Restate the entries below word for word, omitting nothing.

________________________________________

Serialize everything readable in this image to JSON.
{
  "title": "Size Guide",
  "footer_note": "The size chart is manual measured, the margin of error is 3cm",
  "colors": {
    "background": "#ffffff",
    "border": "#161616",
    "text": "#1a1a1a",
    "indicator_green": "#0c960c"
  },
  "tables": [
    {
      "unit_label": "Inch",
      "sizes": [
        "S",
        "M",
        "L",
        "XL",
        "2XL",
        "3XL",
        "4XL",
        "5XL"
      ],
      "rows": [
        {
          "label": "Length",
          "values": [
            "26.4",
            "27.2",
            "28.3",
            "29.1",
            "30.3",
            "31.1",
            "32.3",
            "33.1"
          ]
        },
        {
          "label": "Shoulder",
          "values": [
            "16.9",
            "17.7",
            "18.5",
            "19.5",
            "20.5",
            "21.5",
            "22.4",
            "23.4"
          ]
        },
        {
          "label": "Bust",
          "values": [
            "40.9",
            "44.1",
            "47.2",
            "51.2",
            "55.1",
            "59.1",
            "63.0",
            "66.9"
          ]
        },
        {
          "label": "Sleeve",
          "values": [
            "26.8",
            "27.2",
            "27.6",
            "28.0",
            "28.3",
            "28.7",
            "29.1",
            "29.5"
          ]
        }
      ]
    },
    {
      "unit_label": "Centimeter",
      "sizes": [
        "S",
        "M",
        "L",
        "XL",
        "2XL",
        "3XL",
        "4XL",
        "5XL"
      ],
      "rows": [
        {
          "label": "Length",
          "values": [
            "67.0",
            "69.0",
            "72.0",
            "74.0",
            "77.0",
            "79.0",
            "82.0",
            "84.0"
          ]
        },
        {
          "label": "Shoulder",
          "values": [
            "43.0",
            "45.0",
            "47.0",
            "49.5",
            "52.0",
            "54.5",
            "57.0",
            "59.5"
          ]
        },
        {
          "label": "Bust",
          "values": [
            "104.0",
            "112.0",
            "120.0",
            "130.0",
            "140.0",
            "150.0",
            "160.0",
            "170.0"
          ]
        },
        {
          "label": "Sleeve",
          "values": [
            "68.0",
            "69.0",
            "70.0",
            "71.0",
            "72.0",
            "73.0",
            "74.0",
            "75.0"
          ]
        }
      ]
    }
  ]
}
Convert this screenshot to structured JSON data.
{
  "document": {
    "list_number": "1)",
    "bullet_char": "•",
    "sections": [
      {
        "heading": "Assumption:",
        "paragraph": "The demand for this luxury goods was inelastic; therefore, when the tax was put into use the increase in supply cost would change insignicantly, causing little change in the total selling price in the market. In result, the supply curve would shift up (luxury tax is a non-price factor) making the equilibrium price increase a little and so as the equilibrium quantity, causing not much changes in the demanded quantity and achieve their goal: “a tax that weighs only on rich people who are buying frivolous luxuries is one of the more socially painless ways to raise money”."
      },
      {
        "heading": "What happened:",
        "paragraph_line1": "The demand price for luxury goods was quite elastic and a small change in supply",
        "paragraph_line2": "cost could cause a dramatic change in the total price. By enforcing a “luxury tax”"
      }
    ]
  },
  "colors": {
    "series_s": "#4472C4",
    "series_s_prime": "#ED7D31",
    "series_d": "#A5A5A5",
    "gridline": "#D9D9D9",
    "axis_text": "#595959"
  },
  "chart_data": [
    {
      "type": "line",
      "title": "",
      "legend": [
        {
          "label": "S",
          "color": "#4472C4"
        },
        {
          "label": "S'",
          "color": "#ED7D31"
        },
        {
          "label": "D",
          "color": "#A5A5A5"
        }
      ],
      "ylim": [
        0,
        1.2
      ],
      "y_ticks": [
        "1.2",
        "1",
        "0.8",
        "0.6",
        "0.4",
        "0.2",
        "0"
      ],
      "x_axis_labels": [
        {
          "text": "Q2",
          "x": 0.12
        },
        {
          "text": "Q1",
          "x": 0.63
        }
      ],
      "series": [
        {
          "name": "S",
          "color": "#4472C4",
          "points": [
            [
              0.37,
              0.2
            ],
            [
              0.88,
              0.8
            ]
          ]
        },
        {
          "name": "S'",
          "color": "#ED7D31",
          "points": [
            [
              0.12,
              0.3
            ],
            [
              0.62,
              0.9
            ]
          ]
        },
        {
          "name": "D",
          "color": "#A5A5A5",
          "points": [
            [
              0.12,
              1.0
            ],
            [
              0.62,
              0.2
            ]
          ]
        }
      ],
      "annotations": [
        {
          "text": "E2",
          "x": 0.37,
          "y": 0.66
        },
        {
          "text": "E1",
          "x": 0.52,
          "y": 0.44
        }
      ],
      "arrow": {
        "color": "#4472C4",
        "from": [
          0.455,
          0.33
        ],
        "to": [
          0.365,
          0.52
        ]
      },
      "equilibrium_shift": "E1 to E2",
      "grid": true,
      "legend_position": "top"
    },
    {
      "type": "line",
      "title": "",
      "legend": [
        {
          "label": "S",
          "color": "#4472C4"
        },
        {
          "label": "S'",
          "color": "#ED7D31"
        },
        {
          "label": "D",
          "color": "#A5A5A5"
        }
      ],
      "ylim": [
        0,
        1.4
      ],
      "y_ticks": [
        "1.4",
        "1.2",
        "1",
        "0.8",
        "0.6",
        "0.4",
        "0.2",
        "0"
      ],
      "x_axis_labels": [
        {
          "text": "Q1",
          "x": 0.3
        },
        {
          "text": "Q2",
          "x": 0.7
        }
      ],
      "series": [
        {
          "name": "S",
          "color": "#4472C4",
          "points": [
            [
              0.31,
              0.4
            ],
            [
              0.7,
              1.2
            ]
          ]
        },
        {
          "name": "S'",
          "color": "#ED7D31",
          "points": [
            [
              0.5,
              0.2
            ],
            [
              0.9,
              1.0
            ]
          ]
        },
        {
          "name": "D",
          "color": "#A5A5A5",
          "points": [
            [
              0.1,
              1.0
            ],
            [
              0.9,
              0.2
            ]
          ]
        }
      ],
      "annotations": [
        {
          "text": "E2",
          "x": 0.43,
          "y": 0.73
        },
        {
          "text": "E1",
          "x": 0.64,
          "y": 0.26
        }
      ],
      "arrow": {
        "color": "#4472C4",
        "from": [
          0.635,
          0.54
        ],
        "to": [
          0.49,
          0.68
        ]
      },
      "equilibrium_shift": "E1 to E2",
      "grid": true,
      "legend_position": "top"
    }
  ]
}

________________________________________

▸ Full solution:
Serialize everything readable in this image to JSON.
{
  "title": "Size Guide",
  "footer_note": "The size chart is manual measured, the margin of error is 3cm",
  "colors": {
    "background": "#ffffff",
    "border": "#161616",
    "text": "#1a1a1a",
    "indicator_green": "#0c960c"
  },
  "tables": [
    {
      "unit_label": "Inch",
      "sizes": [
        "S",
        "M",
        "L",
        "XL",
        "2XL",
        "3XL",
        "4XL",
        "5XL"
      ],
      "rows": [
        {
          "label": "Length",
          "values": [
            "26.4",
            "27.2",
            "28.3",
            "29.1",
            "30.3",
            "31.1",
            "32.3",
            "33.1"
          ]
        },
        {
          "label": "Shoulder",
          "values": [
            "16.9",
            "17.7",
            "18.5",
            "19.5",
            "20.5",
            "21.5",
            "22.4",
            "23.4"
          ]
        },
        {
          "label": "Bust",
          "values": [
            "40.9",
            "44.1",
            "47.2",
            "51.2",
            "55.1",
            "59.1",
            "63.0",
            "66.9"
          ]
        },
        {
          "label": "Sleeve",
          "values": [
            "26.8",
            "27.2",
            "27.6",
            "28.0",
            "28.3",
            "28.7",
            "29.1",
            "29.5"
          ]
        }
      ]
    },
    {
      "unit_label": "Centimeter",
      "sizes": [
        "S",
        "M",
        "L",
        "XL",
        "2XL",
        "3XL",
        "4XL",
        "5XL"
      ],
      "rows": [
        {
          "label": "Length",
          "values": [
            "67.0",
            "69.0",
            "72.0",
            "74.0",
            "77.0",
            "79.0",
            "82.0",
            "84.0"
          ]
        },
        {
          "label": "Shoulder",
          "values": [
            "43.0",
            "45.0",
            "47.0",
            "49.5",
            "52.0",
            "54.5",
            "57.0",
            "59.5"
          ]
        },
        {
          "label": "Bust",
          "values": [
            "104.0",
            "112.0",
            "120.0",
            "130.0",
            "140.0",
            "150.0",
            "160.0",
            "170.0"
          ]
        },
        {
          "label": "Sleeve",
          "values": [
            "68.0",
            "69.0",
            "70.0",
            "71.0",
            "72.0",
            "73.0",
            "74.0",
            "75.0"
          ]
        }
      ]
    }
  ]
}
Convert this screenshot to structured JSON data.
{
  "document": {
    "list_number": "1)",
    "bullet_char": "•",
    "sections": [
      {
        "heading": "Assumption:",
        "paragraph": "The demand for this luxury goods was inelastic; therefore, when the tax was put into use the increase in supply cost would change insignicantly, causing little change in the total selling price in the market. In result, the supply curve would shift up (luxury tax is a non-price factor) making the equilibrium price increase a little and so as the equilibrium quantity, causing not much changes in the demanded quantity and achieve their goal: “a tax that weighs only on rich people who are buying frivolous luxuries is one of the more socially painless ways to raise money”."
      },
      {
        "heading": "What happened:",
        "paragraph_line1": "The demand price for luxury goods was quite elastic and a small change in supply",
        "paragraph_line2": "cost could cause a dramatic change in the total price. By enforcing a “luxury tax”"
      }
    ]
  },
  "colors": {
    "series_s": "#4472C4",
    "series_s_prime": "#ED7D31",
    "series_d": "#A5A5A5",
    "gridline": "#D9D9D9",
    "axis_text": "#595959"
  },
  "chart_data": [
    {
      "type": "line",
      "title": "",
      "legend": [
        {
          "label": "S",
          "color": "#4472C4"
        },
        {
          "label": "S'",
          "color": "#ED7D31"
        },
        {
          "label": "D",
          "color": "#A5A5A5"
        }
      ],
      "ylim": [
        0,
        1.2
      ],
      "y_ticks": [
        "1.2",
        "1",
        "0.8",
        "0.6",
        "0.4",
        "0.2",
        "0"
      ],
      "x_axis_labels": [
        {
          "text": "Q2",
          "x": 0.12
        },
        {
          "text": "Q1",
          "x": 0.63
        }
      ],
      "series": [
        {
          "name": "S",
          "color": "#4472C4",
          "points": [
            [
              0.37,
              0.2
            ],
            [
              0.88,
              0.8
            ]
          ]
        },
        {
          "name": "S'",
          "color": "#ED7D31",
          "points": [
            [
              0.12,
              0.3
            ],
            [
              0.62,
              0.9
            ]
          ]
        },
        {
          "name": "D",
          "color": "#A5A5A5",
          "points": [
            [
              0.12,
              1.0
            ],
            [
              0.62,
              0.2
            ]
          ]
        }
      ],
      "annotations": [
        {
          "text": "E2",
          "x": 0.37,
          "y": 0.66
        },
        {
          "text": "E1",
          "x": 0.52,
          "y": 0.44
        }
      ],
      "arrow": {
        "color": "#4472C4",
        "from": [
          0.455,
          0.33
        ],
        "to": [
          0.365,
          0.52
        ]
      },
      "equilibrium_shift": "E1 to E2",
      "grid": true,
      "legend_position": "top"
    },
    {
      "type": "line",
      "title": "",
      "legend": [
        {
          "label": "S",
          "color": "#4472C4"
        },
        {
          "label": "S'",
          "color": "#ED7D31"
        },
        {
          "label": "D",
          "color": "#A5A5A5"
        }
      ],
      "ylim": [
        0,
        1.4
      ],
      "y_ticks": [
        "1.4",
        "1.2",
        "1",
        "0.8",
        "0.6",
        "0.4",
        "0.2",
        "0"
      ],
      "x_axis_labels": [
        {
          "text": "Q1",
          "x": 0.3
        },
        {
          "text": "Q2",
          "x": 0.7
        }
      ],
      "series": [
        {
          "name": "S",
          "color": "#4472C4",
          "points": [
            [
              0.31,
              0.4
            ],
            [
              0.7,
              1.2
            ]
          ]
        },
        {
          "name": "S'",
          "color": "#ED7D31",
          "points": [
            [
              0.5,
              0.2
            ],
            [
              0.9,
              1.0
            ]
          ]
        },
        {
          "name": "D",
          "color": "#A5A5A5",
          "points": [
            [
              0.1,
              1.0
            ],
            [
              0.9,
              0.2
            ]
          ]
        }
      ],
      "annotations": [
        {
          "text": "E2",
          "x": 0.43,
          "y": 0.73
        },
        {
          "text": "E1",
          "x": 0.64,
          "y": 0.26
        }
      ],
      "arrow": {
        "color": "#4472C4",
        "from": [
          0.635,
          0.54
        ],
        "to": [
          0.49,
          0.68
        ]
      },
      "equilibrium_shift": "E1 to E2",
      "grid": true,
      "legend_position": "top"
    }
  ]
}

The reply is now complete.